┌────────
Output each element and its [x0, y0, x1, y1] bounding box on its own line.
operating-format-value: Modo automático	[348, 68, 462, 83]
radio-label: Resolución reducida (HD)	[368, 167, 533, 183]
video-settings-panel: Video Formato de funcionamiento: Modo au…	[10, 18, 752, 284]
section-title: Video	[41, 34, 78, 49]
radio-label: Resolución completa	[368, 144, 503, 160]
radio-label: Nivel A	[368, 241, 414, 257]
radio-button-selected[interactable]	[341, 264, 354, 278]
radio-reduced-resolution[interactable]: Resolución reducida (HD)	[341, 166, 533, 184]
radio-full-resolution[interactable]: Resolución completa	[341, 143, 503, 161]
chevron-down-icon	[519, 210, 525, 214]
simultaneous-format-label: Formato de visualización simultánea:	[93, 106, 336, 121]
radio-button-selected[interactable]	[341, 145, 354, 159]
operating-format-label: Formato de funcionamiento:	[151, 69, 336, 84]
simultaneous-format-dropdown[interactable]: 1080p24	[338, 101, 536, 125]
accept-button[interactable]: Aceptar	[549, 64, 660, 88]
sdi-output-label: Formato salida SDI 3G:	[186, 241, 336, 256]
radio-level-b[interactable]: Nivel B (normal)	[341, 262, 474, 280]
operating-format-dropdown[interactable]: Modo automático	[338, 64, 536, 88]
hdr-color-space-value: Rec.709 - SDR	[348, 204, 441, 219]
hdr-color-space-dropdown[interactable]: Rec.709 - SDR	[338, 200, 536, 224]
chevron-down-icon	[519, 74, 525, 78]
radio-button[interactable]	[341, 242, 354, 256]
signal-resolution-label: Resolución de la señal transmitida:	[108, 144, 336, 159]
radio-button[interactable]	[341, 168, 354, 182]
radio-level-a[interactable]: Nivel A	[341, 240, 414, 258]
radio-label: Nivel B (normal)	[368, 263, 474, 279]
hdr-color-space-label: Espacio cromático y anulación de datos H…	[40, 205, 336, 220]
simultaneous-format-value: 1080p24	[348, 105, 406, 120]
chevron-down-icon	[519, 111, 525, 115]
└────────
Reproduce all of the records above verbatim, one per line, each with its bounding box unchanged.

#### [TASK RESULT]
Output each element and its [x0, y0, x1, y1] bounding box on its own line.
operating-format-value: Modo automático	[348, 68, 462, 83]
radio-label: Resolución reducida (HD)	[368, 167, 533, 183]
video-settings-panel: Video Formato de funcionamiento: Modo au…	[10, 18, 752, 284]
section-title: Video	[41, 34, 78, 49]
radio-label: Resolución completa	[368, 144, 503, 160]
radio-label: Nivel A	[368, 241, 414, 257]
radio-button-selected[interactable]	[341, 264, 354, 278]
radio-reduced-resolution[interactable]: Resolución reducida (HD)	[341, 166, 533, 184]
radio-full-resolution[interactable]: Resolución completa	[341, 143, 503, 161]
chevron-down-icon	[519, 210, 525, 214]
simultaneous-format-label: Formato de visualización simultánea:	[93, 106, 336, 121]
radio-button-selected[interactable]	[341, 145, 354, 159]
operating-format-label: Formato de funcionamiento:	[151, 69, 336, 84]
simultaneous-format-dropdown[interactable]: 1080p24	[338, 101, 536, 125]
accept-button[interactable]: Aceptar	[549, 64, 660, 88]
sdi-output-label: Formato salida SDI 3G:	[186, 241, 336, 256]
radio-level-b[interactable]: Nivel B (normal)	[341, 262, 474, 280]
operating-format-dropdown[interactable]: Modo automático	[338, 64, 536, 88]
hdr-color-space-value: Rec.709 - SDR	[348, 204, 441, 219]
hdr-color-space-dropdown[interactable]: Rec.709 - SDR	[338, 200, 536, 224]
chevron-down-icon	[519, 74, 525, 78]
radio-button[interactable]	[341, 242, 354, 256]
signal-resolution-label: Resolución de la señal transmitida:	[108, 144, 336, 159]
radio-button[interactable]	[341, 168, 354, 182]
radio-level-a[interactable]: Nivel A	[341, 240, 414, 258]
radio-label: Nivel B (normal)	[368, 263, 474, 279]
hdr-color-space-label: Espacio cromático y anulación de datos H…	[40, 205, 336, 220]
simultaneous-format-value: 1080p24	[348, 105, 406, 120]
chevron-down-icon	[519, 111, 525, 115]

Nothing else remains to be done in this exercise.